Stored data:
================
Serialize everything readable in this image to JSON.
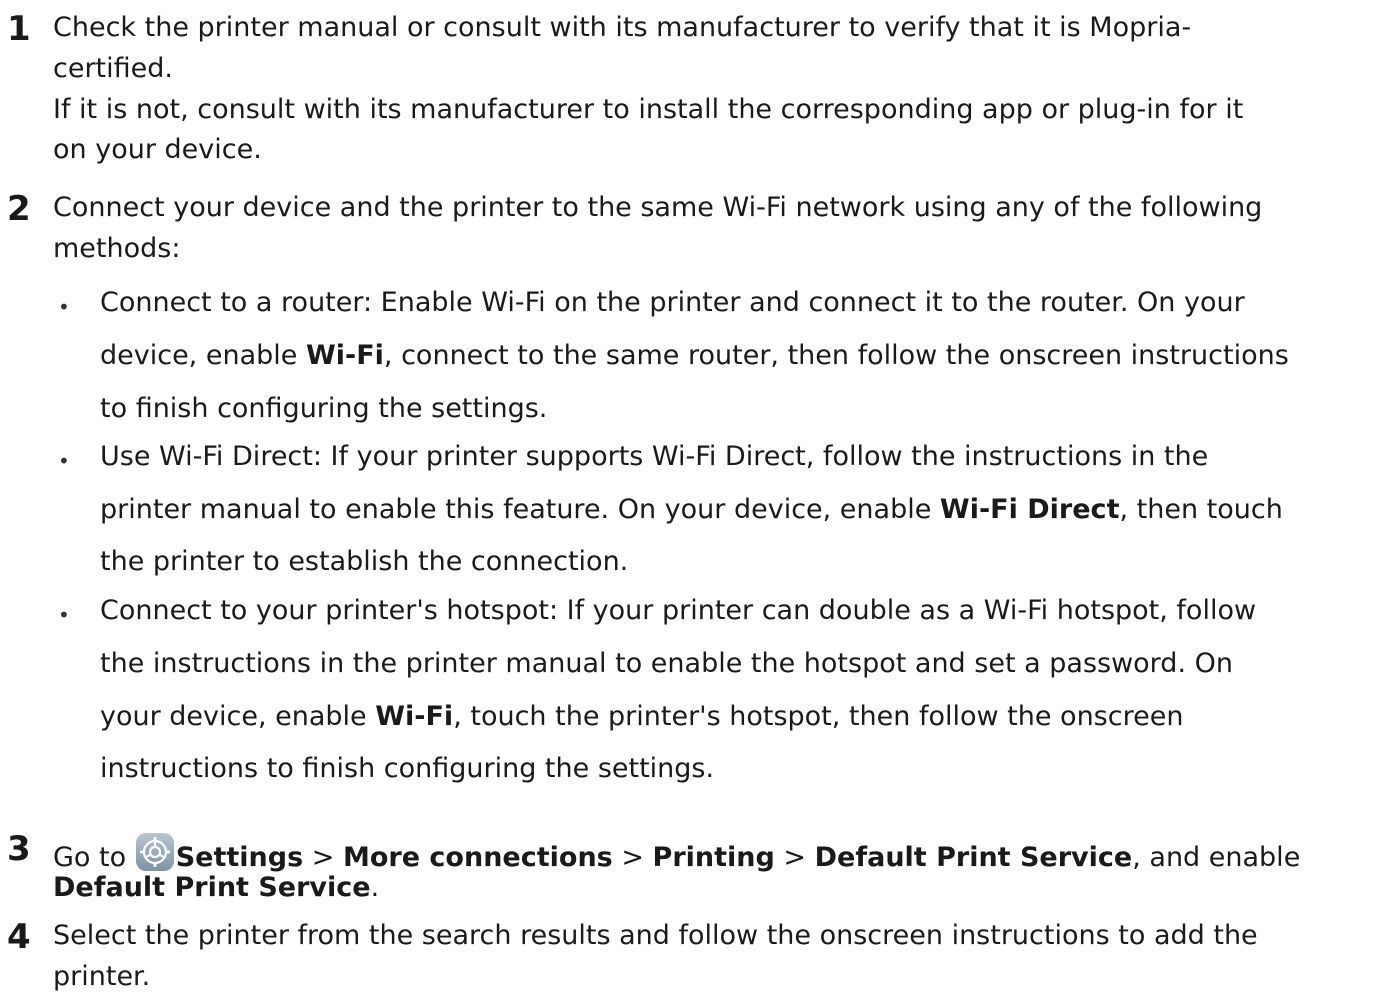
{
  "steps": [
    {
      "number": "1",
      "lines": [
        "Check the printer manual or consult with its manufacturer to verify that it is Mopria-",
        "certified.",
        "If it is not, consult with its manufacturer to install the corresponding app or plug-in for it",
        "on your device."
      ]
    },
    {
      "number": "2",
      "lines": [
        "Connect your device and the printer to the same Wi-Fi network using any of the following",
        "methods:"
      ],
      "bullets": [
        {
          "lines": [
            {
              "parts": [
                "Connect to a router: Enable Wi-Fi on the printer and connect it to the router. On your"
              ]
            },
            {
              "parts": [
                "device, enable ",
                "Wi-Fi",
                ", connect to the same router, then follow the onscreen instructions"
              ]
            },
            {
              "parts": [
                "to finish configuring the settings."
              ]
            }
          ]
        },
        {
          "lines": [
            {
              "parts": [
                "Use Wi-Fi Direct: If your printer supports Wi-Fi Direct, follow the instructions in the"
              ]
            },
            {
              "parts": [
                "printer manual to enable this feature. On your device, enable ",
                "Wi-Fi Direct",
                ", then touch"
              ]
            },
            {
              "parts": [
                "the printer to establish the connection."
              ]
            }
          ]
        },
        {
          "lines": [
            {
              "parts": [
                "Connect to your printer's hotspot: If your printer can double as a Wi-Fi hotspot, follow"
              ]
            },
            {
              "parts": [
                "the instructions in the printer manual to enable the hotspot and set a password. On"
              ]
            },
            {
              "parts": [
                "your device, enable ",
                "Wi-Fi",
                ", touch the printer's hotspot, then follow the onscreen"
              ]
            },
            {
              "parts": [
                "instructions to finish configuring the settings."
              ]
            }
          ]
        }
      ]
    },
    {
      "number": "3",
      "icon": "settings-gear-icon",
      "line1": {
        "goto": "Go to ",
        "settings": "Settings",
        "sep1": " > ",
        "more": "More connections",
        "sep2": " > ",
        "printing": "Printing",
        "sep3": " > ",
        "dps": "Default Print Service",
        "tail": ", and enable"
      },
      "line2": {
        "dps": "Default Print Service",
        "tail": "."
      }
    },
    {
      "number": "4",
      "lines": [
        "Select the printer from the search results and follow the onscreen instructions to add the",
        "printer."
      ]
    }
  ],
  "bullet_glyph": "•",
  "colors": {
    "text": "#1a1a1a",
    "icon_bg": "#8fa3b3",
    "icon_fg": "#ffffff"
  }
}
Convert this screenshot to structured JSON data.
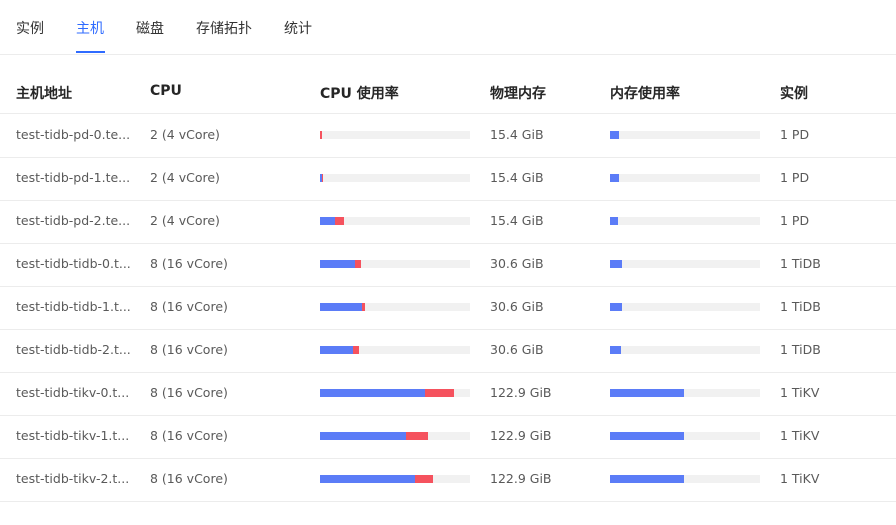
{
  "tabs": [
    {
      "label": "实例",
      "active": false
    },
    {
      "label": "主机",
      "active": true
    },
    {
      "label": "磁盘",
      "active": false
    },
    {
      "label": "存储拓扑",
      "active": false
    },
    {
      "label": "统计",
      "active": false
    }
  ],
  "table": {
    "headers": [
      "主机地址",
      "CPU",
      "CPU 使用率",
      "物理内存",
      "内存使用率",
      "实例"
    ],
    "rows": [
      {
        "host": "test-tidb-pd-0.te...",
        "cpu": "2 (4 vCore)",
        "cpu_user": 0.0,
        "cpu_sys": 0.013,
        "memory": "15.4 GiB",
        "mem_usage": 0.06,
        "instance": "1 PD"
      },
      {
        "host": "test-tidb-pd-1.te...",
        "cpu": "2 (4 vCore)",
        "cpu_user": 0.013,
        "cpu_sys": 0.007,
        "memory": "15.4 GiB",
        "mem_usage": 0.06,
        "instance": "1 PD"
      },
      {
        "host": "test-tidb-pd-2.te...",
        "cpu": "2 (4 vCore)",
        "cpu_user": 0.1,
        "cpu_sys": 0.06,
        "memory": "15.4 GiB",
        "mem_usage": 0.05,
        "instance": "1 PD"
      },
      {
        "host": "test-tidb-tidb-0.t...",
        "cpu": "8 (16 vCore)",
        "cpu_user": 0.23,
        "cpu_sys": 0.04,
        "memory": "30.6 GiB",
        "mem_usage": 0.08,
        "instance": "1 TiDB"
      },
      {
        "host": "test-tidb-tidb-1.t...",
        "cpu": "8 (16 vCore)",
        "cpu_user": 0.28,
        "cpu_sys": 0.02,
        "memory": "30.6 GiB",
        "mem_usage": 0.08,
        "instance": "1 TiDB"
      },
      {
        "host": "test-tidb-tidb-2.t...",
        "cpu": "8 (16 vCore)",
        "cpu_user": 0.22,
        "cpu_sys": 0.04,
        "memory": "30.6 GiB",
        "mem_usage": 0.07,
        "instance": "1 TiDB"
      },
      {
        "host": "test-tidb-tikv-0.t...",
        "cpu": "8 (16 vCore)",
        "cpu_user": 0.7,
        "cpu_sys": 0.19,
        "memory": "122.9 GiB",
        "mem_usage": 0.49,
        "instance": "1 TiKV"
      },
      {
        "host": "test-tidb-tikv-1.t...",
        "cpu": "8 (16 vCore)",
        "cpu_user": 0.57,
        "cpu_sys": 0.15,
        "memory": "122.9 GiB",
        "mem_usage": 0.49,
        "instance": "1 TiKV"
      },
      {
        "host": "test-tidb-tikv-2.t...",
        "cpu": "8 (16 vCore)",
        "cpu_user": 0.63,
        "cpu_sys": 0.12,
        "memory": "122.9 GiB",
        "mem_usage": 0.49,
        "instance": "1 TiKV"
      }
    ]
  },
  "colors": {
    "accent": "#2f6bff",
    "cpu_user": "#5b7cf7",
    "cpu_sys": "#f5525e",
    "memory": "#5b7cf7",
    "track": "#f1f1f1"
  }
}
================
> TASK STATEMENT
The records above need to be restated word for word, with the pictures left out.

> RESULT FOR THIS TASK
Serialize everything readable in this image to JSON.
{
  "steps": [
    {
      "number": "1",
      "lines": [
        "Check the printer manual or consult with its manufacturer to verify that it is Mopria-",
        "certified.",
        "If it is not, consult with its manufacturer to install the corresponding app or plug-in for it",
        "on your device."
      ]
    },
    {
      "number": "2",
      "lines": [
        "Connect your device and the printer to the same Wi-Fi network using any of the following",
        "methods:"
      ],
      "bullets": [
        {
          "lines": [
            {
              "parts": [
                "Connect to a router: Enable Wi-Fi on the printer and connect it to the router. On your"
              ]
            },
            {
              "parts": [
                "device, enable ",
                "Wi-Fi",
                ", connect to the same router, then follow the onscreen instructions"
              ]
            },
            {
              "parts": [
                "to finish configuring the settings."
              ]
            }
          ]
        },
        {
          "lines": [
            {
              "parts": [
                "Use Wi-Fi Direct: If your printer supports Wi-Fi Direct, follow the instructions in the"
              ]
            },
            {
              "parts": [
                "printer manual to enable this feature. On your device, enable ",
                "Wi-Fi Direct",
                ", then touch"
              ]
            },
            {
              "parts": [
                "the printer to establish the connection."
              ]
            }
          ]
        },
        {
          "lines": [
            {
              "parts": [
                "Connect to your printer's hotspot: If your printer can double as a Wi-Fi hotspot, follow"
              ]
            },
            {
              "parts": [
                "the instructions in the printer manual to enable the hotspot and set a password. On"
              ]
            },
            {
              "parts": [
                "your device, enable ",
                "Wi-Fi",
                ", touch the printer's hotspot, then follow the onscreen"
              ]
            },
            {
              "parts": [
                "instructions to finish configuring the settings."
              ]
            }
          ]
        }
      ]
    },
    {
      "number": "3",
      "icon": "settings-gear-icon",
      "line1": {
        "goto": "Go to ",
        "settings": "Settings",
        "sep1": " > ",
        "more": "More connections",
        "sep2": " > ",
        "printing": "Printing",
        "sep3": " > ",
        "dps": "Default Print Service",
        "tail": ", and enable"
      },
      "line2": {
        "dps": "Default Print Service",
        "tail": "."
      }
    },
    {
      "number": "4",
      "lines": [
        "Select the printer from the search results and follow the onscreen instructions to add the",
        "printer."
      ]
    }
  ],
  "bullet_glyph": "•",
  "colors": {
    "text": "#1a1a1a",
    "icon_bg": "#8fa3b3",
    "icon_fg": "#ffffff"
  }
}
Convert this screenshot to structured JSON data.
{
  "tabs": [
    {
      "label": "实例",
      "active": false
    },
    {
      "label": "主机",
      "active": true
    },
    {
      "label": "磁盘",
      "active": false
    },
    {
      "label": "存储拓扑",
      "active": false
    },
    {
      "label": "统计",
      "active": false
    }
  ],
  "table": {
    "headers": [
      "主机地址",
      "CPU",
      "CPU 使用率",
      "物理内存",
      "内存使用率",
      "实例"
    ],
    "rows": [
      {
        "host": "test-tidb-pd-0.te...",
        "cpu": "2 (4 vCore)",
        "cpu_user": 0.0,
        "cpu_sys": 0.013,
        "memory": "15.4 GiB",
        "mem_usage": 0.06,
        "instance": "1 PD"
      },
      {
        "host": "test-tidb-pd-1.te...",
        "cpu": "2 (4 vCore)",
        "cpu_user": 0.013,
        "cpu_sys": 0.007,
        "memory": "15.4 GiB",
        "mem_usage": 0.06,
        "instance": "1 PD"
      },
      {
        "host": "test-tidb-pd-2.te...",
        "cpu": "2 (4 vCore)",
        "cpu_user": 0.1,
        "cpu_sys": 0.06,
        "memory": "15.4 GiB",
        "mem_usage": 0.05,
        "instance": "1 PD"
      },
      {
        "host": "test-tidb-tidb-0.t...",
        "cpu": "8 (16 vCore)",
        "cpu_user": 0.23,
        "cpu_sys": 0.04,
        "memory": "30.6 GiB",
        "mem_usage": 0.08,
        "instance": "1 TiDB"
      },
      {
        "host": "test-tidb-tidb-1.t...",
        "cpu": "8 (16 vCore)",
        "cpu_user": 0.28,
        "cpu_sys": 0.02,
        "memory": "30.6 GiB",
        "mem_usage": 0.08,
        "instance": "1 TiDB"
      },
      {
        "host": "test-tidb-tidb-2.t...",
        "cpu": "8 (16 vCore)",
        "cpu_user": 0.22,
        "cpu_sys": 0.04,
        "memory": "30.6 GiB",
        "mem_usage": 0.07,
        "instance": "1 TiDB"
      },
      {
        "host": "test-tidb-tikv-0.t...",
        "cpu": "8 (16 vCore)",
        "cpu_user": 0.7,
        "cpu_sys": 0.19,
        "memory": "122.9 GiB",
        "mem_usage": 0.49,
        "instance": "1 TiKV"
      },
      {
        "host": "test-tidb-tikv-1.t...",
        "cpu": "8 (16 vCore)",
        "cpu_user": 0.57,
        "cpu_sys": 0.15,
        "memory": "122.9 GiB",
        "mem_usage": 0.49,
        "instance": "1 TiKV"
      },
      {
        "host": "test-tidb-tikv-2.t...",
        "cpu": "8 (16 vCore)",
        "cpu_user": 0.63,
        "cpu_sys": 0.12,
        "memory": "122.9 GiB",
        "mem_usage": 0.49,
        "instance": "1 TiKV"
      }
    ]
  },
  "colors": {
    "accent": "#2f6bff",
    "cpu_user": "#5b7cf7",
    "cpu_sys": "#f5525e",
    "memory": "#5b7cf7",
    "track": "#f1f1f1"
  }
}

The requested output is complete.